Required work: Among the entries below, find how many lines carry the word "Hányféleképpen" and state only that figure.

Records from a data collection
- - - -

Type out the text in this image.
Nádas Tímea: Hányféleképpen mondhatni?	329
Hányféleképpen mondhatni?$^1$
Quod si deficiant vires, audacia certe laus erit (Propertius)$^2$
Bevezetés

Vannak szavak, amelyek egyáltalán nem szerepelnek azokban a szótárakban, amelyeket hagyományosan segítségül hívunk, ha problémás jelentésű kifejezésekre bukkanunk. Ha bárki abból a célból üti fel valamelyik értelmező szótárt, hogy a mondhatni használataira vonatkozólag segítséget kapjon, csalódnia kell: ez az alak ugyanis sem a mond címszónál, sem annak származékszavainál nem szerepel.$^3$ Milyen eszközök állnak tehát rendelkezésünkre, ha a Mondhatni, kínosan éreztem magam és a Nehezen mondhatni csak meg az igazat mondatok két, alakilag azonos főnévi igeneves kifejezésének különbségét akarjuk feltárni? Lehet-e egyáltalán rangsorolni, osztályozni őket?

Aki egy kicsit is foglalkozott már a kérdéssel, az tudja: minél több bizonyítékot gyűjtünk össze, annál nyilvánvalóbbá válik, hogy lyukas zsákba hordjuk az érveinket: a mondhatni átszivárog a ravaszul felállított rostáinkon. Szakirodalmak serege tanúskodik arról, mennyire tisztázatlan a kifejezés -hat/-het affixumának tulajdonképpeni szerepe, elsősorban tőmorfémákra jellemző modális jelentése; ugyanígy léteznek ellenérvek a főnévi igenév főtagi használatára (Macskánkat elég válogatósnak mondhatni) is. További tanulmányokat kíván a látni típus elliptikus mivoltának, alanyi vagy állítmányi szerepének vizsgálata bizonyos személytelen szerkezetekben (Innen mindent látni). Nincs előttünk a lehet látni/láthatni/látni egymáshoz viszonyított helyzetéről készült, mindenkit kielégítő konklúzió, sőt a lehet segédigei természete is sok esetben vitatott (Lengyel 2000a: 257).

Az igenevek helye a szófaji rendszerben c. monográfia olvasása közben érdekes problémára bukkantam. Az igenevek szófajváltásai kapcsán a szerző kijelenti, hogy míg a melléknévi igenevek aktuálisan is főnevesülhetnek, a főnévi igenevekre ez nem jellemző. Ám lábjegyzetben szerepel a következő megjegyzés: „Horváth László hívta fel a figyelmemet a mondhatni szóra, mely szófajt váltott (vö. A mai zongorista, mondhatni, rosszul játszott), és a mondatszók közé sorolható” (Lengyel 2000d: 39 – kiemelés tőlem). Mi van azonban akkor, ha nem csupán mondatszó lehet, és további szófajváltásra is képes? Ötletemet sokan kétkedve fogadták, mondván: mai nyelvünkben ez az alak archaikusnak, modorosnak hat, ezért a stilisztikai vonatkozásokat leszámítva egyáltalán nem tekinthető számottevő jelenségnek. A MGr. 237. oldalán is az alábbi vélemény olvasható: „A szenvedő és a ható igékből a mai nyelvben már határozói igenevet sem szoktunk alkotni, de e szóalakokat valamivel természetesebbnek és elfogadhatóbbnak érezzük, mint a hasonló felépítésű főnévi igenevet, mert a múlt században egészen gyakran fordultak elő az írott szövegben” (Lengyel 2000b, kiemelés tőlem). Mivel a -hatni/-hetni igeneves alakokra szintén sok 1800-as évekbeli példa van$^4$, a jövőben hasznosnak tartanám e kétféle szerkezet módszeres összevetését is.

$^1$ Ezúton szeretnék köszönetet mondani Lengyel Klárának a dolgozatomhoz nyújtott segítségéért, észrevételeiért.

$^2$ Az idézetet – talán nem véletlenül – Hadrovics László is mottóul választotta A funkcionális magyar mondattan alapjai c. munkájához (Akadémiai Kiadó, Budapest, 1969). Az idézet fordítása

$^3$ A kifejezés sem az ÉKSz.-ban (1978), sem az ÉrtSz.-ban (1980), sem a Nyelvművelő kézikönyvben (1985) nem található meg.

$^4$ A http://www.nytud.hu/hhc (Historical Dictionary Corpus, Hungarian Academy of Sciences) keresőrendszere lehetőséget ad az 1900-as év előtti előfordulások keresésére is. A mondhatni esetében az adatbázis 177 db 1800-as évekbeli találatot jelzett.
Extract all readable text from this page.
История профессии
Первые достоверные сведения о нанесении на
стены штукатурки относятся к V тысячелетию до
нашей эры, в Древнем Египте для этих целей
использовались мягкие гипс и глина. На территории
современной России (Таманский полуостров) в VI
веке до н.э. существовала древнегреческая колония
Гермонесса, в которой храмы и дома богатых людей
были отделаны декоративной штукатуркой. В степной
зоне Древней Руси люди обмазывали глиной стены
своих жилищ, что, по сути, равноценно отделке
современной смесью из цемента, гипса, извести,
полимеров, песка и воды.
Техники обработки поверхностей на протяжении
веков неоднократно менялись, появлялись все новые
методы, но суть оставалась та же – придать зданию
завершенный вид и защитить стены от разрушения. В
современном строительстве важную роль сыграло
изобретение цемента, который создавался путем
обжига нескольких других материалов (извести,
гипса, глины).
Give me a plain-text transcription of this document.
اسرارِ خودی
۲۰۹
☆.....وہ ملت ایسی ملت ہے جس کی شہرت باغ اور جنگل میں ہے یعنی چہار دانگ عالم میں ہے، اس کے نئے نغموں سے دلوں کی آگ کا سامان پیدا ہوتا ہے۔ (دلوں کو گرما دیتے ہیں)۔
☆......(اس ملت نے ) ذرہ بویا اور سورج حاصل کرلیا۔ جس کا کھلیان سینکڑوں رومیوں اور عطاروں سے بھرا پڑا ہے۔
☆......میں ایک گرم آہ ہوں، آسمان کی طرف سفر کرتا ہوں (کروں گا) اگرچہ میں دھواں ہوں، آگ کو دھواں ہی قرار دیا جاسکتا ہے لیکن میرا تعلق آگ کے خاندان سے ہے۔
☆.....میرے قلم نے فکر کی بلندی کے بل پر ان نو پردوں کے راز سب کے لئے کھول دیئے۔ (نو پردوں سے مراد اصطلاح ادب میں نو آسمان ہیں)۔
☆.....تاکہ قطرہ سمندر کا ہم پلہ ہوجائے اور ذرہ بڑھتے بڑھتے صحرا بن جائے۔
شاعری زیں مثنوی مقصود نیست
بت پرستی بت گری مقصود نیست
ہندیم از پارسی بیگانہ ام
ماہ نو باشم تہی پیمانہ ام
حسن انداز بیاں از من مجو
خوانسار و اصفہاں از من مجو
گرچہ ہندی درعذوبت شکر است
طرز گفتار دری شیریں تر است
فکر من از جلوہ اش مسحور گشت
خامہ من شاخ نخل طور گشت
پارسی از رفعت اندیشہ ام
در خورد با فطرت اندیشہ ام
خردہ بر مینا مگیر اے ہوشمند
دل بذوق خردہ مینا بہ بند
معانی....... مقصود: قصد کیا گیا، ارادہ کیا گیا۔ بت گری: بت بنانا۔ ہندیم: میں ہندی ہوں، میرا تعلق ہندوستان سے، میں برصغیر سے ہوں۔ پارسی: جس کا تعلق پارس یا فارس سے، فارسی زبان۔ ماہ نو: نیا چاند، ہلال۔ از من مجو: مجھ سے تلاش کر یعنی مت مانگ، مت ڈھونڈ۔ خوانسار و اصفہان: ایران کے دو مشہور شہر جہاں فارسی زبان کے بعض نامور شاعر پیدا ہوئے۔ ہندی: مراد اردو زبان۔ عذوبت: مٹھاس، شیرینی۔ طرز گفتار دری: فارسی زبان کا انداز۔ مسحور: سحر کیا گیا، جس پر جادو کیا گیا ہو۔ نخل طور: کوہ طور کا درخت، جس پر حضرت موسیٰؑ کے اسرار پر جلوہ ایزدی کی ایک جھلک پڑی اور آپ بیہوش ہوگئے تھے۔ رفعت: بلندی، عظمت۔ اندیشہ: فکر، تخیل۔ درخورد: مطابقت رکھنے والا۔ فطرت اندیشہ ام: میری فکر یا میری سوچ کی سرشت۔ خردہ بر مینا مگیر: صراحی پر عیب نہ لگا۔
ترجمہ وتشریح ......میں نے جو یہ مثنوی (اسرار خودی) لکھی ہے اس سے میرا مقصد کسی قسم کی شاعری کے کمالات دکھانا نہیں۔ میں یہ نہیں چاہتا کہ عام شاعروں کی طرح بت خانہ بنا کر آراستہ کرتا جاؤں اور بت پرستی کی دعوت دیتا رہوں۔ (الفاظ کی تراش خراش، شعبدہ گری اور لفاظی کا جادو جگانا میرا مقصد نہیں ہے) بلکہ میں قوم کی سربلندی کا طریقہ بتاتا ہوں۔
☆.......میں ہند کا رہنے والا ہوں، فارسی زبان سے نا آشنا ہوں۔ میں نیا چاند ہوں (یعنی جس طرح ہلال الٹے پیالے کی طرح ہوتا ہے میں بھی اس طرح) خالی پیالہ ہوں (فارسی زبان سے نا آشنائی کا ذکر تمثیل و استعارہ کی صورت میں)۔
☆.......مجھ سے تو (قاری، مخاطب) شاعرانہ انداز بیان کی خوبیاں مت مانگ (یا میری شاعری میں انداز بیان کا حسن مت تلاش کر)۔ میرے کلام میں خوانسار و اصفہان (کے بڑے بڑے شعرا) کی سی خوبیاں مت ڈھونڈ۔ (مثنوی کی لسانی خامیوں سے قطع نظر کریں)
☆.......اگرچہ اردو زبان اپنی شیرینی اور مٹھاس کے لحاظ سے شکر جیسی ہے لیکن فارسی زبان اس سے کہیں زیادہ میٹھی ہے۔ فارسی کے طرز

- - - -

Response: 2